### Set exercise
Retype the listing that follows, word for word.

===== Data lines

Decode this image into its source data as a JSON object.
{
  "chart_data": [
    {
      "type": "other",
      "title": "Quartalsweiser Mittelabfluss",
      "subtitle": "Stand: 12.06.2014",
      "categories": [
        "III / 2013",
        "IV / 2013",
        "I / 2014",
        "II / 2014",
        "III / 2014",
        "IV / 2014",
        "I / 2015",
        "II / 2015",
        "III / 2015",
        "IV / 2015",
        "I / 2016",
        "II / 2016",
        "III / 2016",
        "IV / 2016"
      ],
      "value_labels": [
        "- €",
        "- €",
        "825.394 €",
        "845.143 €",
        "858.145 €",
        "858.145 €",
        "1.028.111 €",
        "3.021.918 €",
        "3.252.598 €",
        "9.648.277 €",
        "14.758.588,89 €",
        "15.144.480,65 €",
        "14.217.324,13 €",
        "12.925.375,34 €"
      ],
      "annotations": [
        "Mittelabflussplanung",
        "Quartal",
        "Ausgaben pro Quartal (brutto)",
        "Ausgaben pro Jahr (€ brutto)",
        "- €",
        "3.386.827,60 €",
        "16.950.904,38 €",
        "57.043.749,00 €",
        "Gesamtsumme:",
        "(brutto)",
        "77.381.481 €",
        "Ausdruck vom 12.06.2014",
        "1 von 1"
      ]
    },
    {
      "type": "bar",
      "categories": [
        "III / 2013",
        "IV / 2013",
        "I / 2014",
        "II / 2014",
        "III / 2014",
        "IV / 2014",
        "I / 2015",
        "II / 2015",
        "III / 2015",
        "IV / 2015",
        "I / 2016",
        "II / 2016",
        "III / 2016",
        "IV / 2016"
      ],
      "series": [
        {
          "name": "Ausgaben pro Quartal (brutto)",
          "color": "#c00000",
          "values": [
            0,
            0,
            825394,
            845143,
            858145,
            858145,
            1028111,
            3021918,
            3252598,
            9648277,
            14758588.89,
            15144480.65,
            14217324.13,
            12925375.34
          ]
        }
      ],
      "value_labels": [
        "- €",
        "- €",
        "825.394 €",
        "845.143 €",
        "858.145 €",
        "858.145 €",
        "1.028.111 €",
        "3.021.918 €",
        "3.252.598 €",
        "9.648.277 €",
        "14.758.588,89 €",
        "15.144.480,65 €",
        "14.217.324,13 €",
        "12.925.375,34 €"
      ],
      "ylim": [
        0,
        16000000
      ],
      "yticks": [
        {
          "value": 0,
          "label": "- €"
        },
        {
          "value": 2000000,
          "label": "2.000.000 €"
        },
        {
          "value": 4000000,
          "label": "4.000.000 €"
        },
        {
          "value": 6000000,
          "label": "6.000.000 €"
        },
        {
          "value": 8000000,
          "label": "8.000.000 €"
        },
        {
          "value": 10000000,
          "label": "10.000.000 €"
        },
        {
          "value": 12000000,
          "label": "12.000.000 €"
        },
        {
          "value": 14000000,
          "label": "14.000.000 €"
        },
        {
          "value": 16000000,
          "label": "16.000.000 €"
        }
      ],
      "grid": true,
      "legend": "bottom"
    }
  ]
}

==========

### Solution
Decode this image into its source data as a JSON object.
{
  "chart_data": [
    {
      "type": "other",
      "title": "Quartalsweiser Mittelabfluss",
      "subtitle": "Stand: 12.06.2014",
      "categories": [
        "III / 2013",
        "IV / 2013",
        "I / 2014",
        "II / 2014",
        "III / 2014",
        "IV / 2014",
        "I / 2015",
        "II / 2015",
        "III / 2015",
        "IV / 2015",
        "I / 2016",
        "II / 2016",
        "III / 2016",
        "IV / 2016"
      ],
      "value_labels": [
        "- €",
        "- €",
        "825.394 €",
        "845.143 €",
        "858.145 €",
        "858.145 €",
        "1.028.111 €",
        "3.021.918 €",
        "3.252.598 €",
        "9.648.277 €",
        "14.758.588,89 €",
        "15.144.480,65 €",
        "14.217.324,13 €",
        "12.925.375,34 €"
      ],
      "annotations": [
        "Mittelabflussplanung",
        "Quartal",
        "Ausgaben pro Quartal (brutto)",
        "Ausgaben pro Jahr (€ brutto)",
        "- €",
        "3.386.827,60 €",
        "16.950.904,38 €",
        "57.043.749,00 €",
        "Gesamtsumme:",
        "(brutto)",
        "77.381.481 €",
        "Ausdruck vom 12.06.2014",
        "1 von 1"
      ]
    },
    {
      "type": "bar",
      "categories": [
        "III / 2013",
        "IV / 2013",
        "I / 2014",
        "II / 2014",
        "III / 2014",
        "IV / 2014",
        "I / 2015",
        "II / 2015",
        "III / 2015",
        "IV / 2015",
        "I / 2016",
        "II / 2016",
        "III / 2016",
        "IV / 2016"
      ],
      "series": [
        {
          "name": "Ausgaben pro Quartal (brutto)",
          "color": "#c00000",
          "values": [
            0,
            0,
            825394,
            845143,
            858145,
            858145,
            1028111,
            3021918,
            3252598,
            9648277,
            14758588.89,
            15144480.65,
            14217324.13,
            12925375.34
          ]
        }
      ],
      "value_labels": [
        "- €",
        "- €",
        "825.394 €",
        "845.143 €",
        "858.145 €",
        "858.145 €",
        "1.028.111 €",
        "3.021.918 €",
        "3.252.598 €",
        "9.648.277 €",
        "14.758.588,89 €",
        "15.144.480,65 €",
        "14.217.324,13 €",
        "12.925.375,34 €"
      ],
      "ylim": [
        0,
        16000000
      ],
      "yticks": [
        {
          "value": 0,
          "label": "- €"
        },
        {
          "value": 2000000,
          "label": "2.000.000 €"
        },
        {
          "value": 4000000,
          "label": "4.000.000 €"
        },
        {
          "value": 6000000,
          "label": "6.000.000 €"
        },
        {
          "value": 8000000,
          "label": "8.000.000 €"
        },
        {
          "value": 10000000,
          "label": "10.000.000 €"
        },
        {
          "value": 12000000,
          "label": "12.000.000 €"
        },
        {
          "value": 14000000,
          "label": "14.000.000 €"
        },
        {
          "value": 16000000,
          "label": "16.000.000 €"
        }
      ],
      "grid": true,
      "legend": "bottom"
    }
  ]
}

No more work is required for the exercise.